- DATA TO USE -
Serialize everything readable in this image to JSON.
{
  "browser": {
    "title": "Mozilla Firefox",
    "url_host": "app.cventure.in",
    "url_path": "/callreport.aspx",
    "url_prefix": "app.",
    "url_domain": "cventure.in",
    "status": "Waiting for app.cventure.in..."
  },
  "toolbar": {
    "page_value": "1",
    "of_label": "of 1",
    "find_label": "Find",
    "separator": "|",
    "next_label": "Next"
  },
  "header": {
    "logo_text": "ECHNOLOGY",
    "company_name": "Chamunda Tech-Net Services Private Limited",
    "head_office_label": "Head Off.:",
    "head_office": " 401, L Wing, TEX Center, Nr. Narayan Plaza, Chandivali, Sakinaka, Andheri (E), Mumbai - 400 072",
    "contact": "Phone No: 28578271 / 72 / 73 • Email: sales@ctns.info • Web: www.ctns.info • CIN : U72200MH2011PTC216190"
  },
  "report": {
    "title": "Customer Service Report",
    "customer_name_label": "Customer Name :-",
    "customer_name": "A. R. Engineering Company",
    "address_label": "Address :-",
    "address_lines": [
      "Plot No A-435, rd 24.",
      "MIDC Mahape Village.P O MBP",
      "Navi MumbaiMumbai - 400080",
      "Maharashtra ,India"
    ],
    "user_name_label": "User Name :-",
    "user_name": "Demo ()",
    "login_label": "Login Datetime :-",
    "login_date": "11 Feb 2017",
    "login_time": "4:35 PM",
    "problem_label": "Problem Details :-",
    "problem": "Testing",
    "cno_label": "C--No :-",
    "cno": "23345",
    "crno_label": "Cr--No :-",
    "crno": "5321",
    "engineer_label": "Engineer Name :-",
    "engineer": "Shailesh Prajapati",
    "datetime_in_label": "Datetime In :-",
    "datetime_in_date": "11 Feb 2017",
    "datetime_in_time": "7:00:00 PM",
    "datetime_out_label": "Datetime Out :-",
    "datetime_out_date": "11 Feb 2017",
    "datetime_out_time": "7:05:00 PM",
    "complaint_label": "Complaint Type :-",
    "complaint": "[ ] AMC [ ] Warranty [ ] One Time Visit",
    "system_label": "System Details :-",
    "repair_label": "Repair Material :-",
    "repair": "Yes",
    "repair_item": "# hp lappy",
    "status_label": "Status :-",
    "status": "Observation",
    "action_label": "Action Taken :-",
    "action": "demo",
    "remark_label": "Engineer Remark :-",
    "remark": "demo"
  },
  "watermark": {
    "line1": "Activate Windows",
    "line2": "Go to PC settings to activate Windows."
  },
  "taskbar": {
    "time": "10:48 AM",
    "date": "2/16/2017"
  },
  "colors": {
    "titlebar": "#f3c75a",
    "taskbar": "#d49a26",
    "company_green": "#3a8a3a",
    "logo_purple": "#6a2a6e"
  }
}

- STATED EXERCISE -
Scan the material line by line and report each one that contains "cventure".

- WORKED SOLUTION -
    "url_host": "app.cventure.in",
    "url_domain": "cventure.in",
    "status": "Waiting for app.cventure.in..."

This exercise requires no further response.